Please retype the listing below line for line without changing anything, and omit the pictures.
───── DATASET ROWS
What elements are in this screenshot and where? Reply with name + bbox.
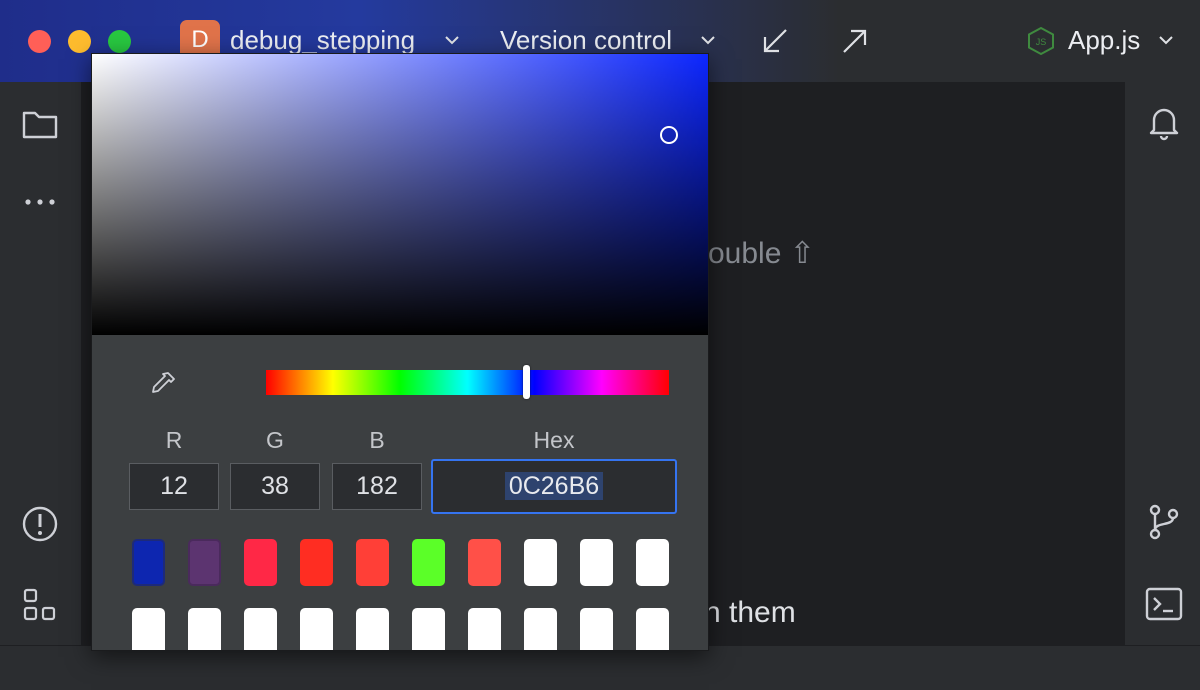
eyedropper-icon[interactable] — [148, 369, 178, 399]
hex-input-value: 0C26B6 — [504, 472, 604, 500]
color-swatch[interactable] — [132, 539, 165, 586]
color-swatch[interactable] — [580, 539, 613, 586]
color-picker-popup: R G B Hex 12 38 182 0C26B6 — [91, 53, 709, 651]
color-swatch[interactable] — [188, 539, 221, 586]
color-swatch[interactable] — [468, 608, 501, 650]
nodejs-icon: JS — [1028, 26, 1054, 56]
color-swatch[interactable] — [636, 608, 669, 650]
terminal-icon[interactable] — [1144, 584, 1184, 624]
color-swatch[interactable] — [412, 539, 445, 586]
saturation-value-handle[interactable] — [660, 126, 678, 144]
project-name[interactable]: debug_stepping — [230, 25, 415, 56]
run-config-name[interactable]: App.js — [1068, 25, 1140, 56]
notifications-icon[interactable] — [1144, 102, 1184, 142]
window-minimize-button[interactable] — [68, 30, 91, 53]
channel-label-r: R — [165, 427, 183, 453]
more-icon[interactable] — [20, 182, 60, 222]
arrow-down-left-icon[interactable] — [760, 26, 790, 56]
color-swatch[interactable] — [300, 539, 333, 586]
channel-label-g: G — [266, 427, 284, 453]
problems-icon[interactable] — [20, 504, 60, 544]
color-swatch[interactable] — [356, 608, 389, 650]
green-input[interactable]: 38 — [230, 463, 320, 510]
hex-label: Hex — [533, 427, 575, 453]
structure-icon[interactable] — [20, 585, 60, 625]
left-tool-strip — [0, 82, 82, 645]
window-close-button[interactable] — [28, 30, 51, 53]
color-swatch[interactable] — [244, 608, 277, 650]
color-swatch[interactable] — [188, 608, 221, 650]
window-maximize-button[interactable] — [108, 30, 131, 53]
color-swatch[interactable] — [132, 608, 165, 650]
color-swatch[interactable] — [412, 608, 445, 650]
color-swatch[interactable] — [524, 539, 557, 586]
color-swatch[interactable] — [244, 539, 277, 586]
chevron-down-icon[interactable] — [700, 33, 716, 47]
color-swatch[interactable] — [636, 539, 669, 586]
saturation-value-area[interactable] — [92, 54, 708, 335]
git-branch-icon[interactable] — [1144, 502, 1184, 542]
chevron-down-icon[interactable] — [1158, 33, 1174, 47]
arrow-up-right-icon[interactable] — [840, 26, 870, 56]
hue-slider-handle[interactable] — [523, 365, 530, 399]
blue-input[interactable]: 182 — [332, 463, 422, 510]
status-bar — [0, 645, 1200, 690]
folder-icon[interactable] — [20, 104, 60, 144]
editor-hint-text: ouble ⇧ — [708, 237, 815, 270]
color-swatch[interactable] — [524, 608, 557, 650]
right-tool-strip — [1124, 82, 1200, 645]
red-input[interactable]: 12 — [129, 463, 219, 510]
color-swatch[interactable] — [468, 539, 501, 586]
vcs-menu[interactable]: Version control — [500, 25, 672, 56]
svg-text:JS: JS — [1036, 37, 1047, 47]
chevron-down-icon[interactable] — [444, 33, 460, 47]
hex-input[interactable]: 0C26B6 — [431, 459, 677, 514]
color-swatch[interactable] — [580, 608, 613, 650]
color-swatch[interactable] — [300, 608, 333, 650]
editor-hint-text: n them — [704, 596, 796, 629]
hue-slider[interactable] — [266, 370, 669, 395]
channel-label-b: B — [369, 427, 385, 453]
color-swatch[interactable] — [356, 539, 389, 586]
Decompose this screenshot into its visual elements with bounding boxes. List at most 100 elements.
──────────
■ **OUTPUT OF THE EXERCISE**:
What elements are in this screenshot and where? Reply with name + bbox.
eyedropper-icon[interactable] — [148, 369, 178, 399]
hex-input-value: 0C26B6 — [504, 472, 604, 500]
color-swatch[interactable] — [132, 539, 165, 586]
color-swatch[interactable] — [580, 539, 613, 586]
color-picker-popup: R G B Hex 12 38 182 0C26B6 — [91, 53, 709, 651]
color-swatch[interactable] — [188, 539, 221, 586]
color-swatch[interactable] — [468, 608, 501, 650]
nodejs-icon: JS — [1028, 26, 1054, 56]
color-swatch[interactable] — [636, 608, 669, 650]
terminal-icon[interactable] — [1144, 584, 1184, 624]
color-swatch[interactable] — [412, 539, 445, 586]
saturation-value-handle[interactable] — [660, 126, 678, 144]
project-name[interactable]: debug_stepping — [230, 25, 415, 56]
run-config-name[interactable]: App.js — [1068, 25, 1140, 56]
notifications-icon[interactable] — [1144, 102, 1184, 142]
window-minimize-button[interactable] — [68, 30, 91, 53]
channel-label-r: R — [165, 427, 183, 453]
more-icon[interactable] — [20, 182, 60, 222]
arrow-down-left-icon[interactable] — [760, 26, 790, 56]
color-swatch[interactable] — [300, 539, 333, 586]
channel-label-g: G — [266, 427, 284, 453]
problems-icon[interactable] — [20, 504, 60, 544]
color-swatch[interactable] — [356, 608, 389, 650]
green-input[interactable]: 38 — [230, 463, 320, 510]
hex-label: Hex — [533, 427, 575, 453]
structure-icon[interactable] — [20, 585, 60, 625]
left-tool-strip — [0, 82, 82, 645]
window-close-button[interactable] — [28, 30, 51, 53]
color-swatch[interactable] — [244, 608, 277, 650]
color-swatch[interactable] — [188, 608, 221, 650]
window-maximize-button[interactable] — [108, 30, 131, 53]
color-swatch[interactable] — [132, 608, 165, 650]
color-swatch[interactable] — [412, 608, 445, 650]
color-swatch[interactable] — [524, 539, 557, 586]
color-swatch[interactable] — [244, 539, 277, 586]
chevron-down-icon[interactable] — [700, 33, 716, 47]
color-swatch[interactable] — [636, 539, 669, 586]
saturation-value-area[interactable] — [92, 54, 708, 335]
git-branch-icon[interactable] — [1144, 502, 1184, 542]
chevron-down-icon[interactable] — [1158, 33, 1174, 47]
arrow-up-right-icon[interactable] — [840, 26, 870, 56]
hue-slider-handle[interactable] — [523, 365, 530, 399]
blue-input[interactable]: 182 — [332, 463, 422, 510]
status-bar — [0, 645, 1200, 690]
folder-icon[interactable] — [20, 104, 60, 144]
editor-hint-text: ouble ⇧ — [708, 237, 815, 270]
color-swatch[interactable] — [524, 608, 557, 650]
right-tool-strip — [1124, 82, 1200, 645]
red-input[interactable]: 12 — [129, 463, 219, 510]
color-swatch[interactable] — [468, 539, 501, 586]
vcs-menu[interactable]: Version control — [500, 25, 672, 56]
svg-text:JS: JS — [1036, 37, 1047, 47]
chevron-down-icon[interactable] — [444, 33, 460, 47]
hex-input[interactable]: 0C26B6 — [431, 459, 677, 514]
color-swatch[interactable] — [580, 608, 613, 650]
color-swatch[interactable] — [300, 608, 333, 650]
editor-hint-text: n them — [704, 596, 796, 629]
hue-slider[interactable] — [266, 370, 669, 395]
channel-label-b: B — [369, 427, 385, 453]
color-swatch[interactable] — [356, 539, 389, 586]
Decompose this screenshot into its visual elements with bounding boxes. List at most 100 elements.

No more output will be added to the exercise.